#### Exercise
Look through the records below and collect all lines that hold the string "друзей".

[start Material for this task]

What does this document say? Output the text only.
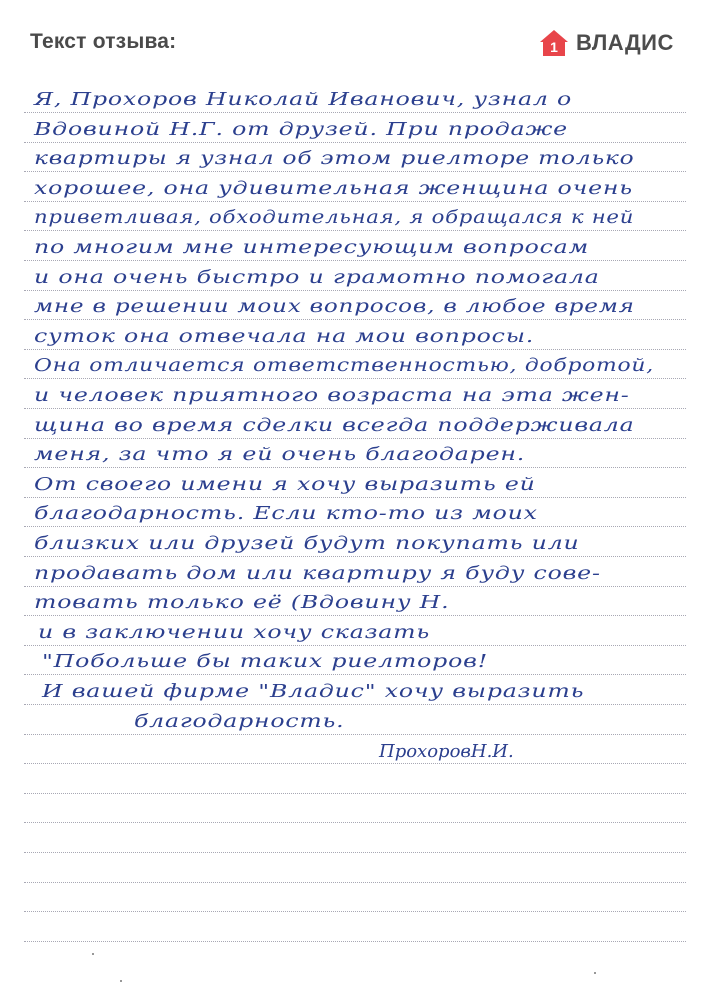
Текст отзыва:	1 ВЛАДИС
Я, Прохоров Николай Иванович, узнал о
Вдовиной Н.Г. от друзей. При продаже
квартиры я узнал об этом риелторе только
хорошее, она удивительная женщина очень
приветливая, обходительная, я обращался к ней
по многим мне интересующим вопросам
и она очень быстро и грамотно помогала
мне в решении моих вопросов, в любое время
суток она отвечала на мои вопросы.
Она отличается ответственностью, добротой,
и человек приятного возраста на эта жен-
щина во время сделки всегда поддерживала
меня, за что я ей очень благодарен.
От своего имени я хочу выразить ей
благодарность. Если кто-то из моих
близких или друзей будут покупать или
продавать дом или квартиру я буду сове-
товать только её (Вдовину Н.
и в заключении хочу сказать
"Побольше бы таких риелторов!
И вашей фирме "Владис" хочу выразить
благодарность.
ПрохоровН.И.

[end Material for this task]
[start Material for this task]

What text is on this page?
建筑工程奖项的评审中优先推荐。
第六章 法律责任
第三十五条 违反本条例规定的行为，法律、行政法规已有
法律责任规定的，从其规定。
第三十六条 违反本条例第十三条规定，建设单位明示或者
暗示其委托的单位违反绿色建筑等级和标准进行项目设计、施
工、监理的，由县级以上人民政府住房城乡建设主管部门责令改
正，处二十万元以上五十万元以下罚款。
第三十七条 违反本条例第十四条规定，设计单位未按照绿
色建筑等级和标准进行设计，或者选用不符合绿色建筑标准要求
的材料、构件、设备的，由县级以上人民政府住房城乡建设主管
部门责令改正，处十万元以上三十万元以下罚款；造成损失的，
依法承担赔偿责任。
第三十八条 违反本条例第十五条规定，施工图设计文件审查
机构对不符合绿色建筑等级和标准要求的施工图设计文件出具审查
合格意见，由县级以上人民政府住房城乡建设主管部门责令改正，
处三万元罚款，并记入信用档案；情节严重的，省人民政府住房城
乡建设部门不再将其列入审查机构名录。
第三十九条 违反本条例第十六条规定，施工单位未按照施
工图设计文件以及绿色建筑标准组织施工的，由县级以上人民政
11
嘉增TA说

[end Material for this task]

#### Worked solution
Вдовиной Н.Г. от друзей. При продаже
близких или друзей будут покупать или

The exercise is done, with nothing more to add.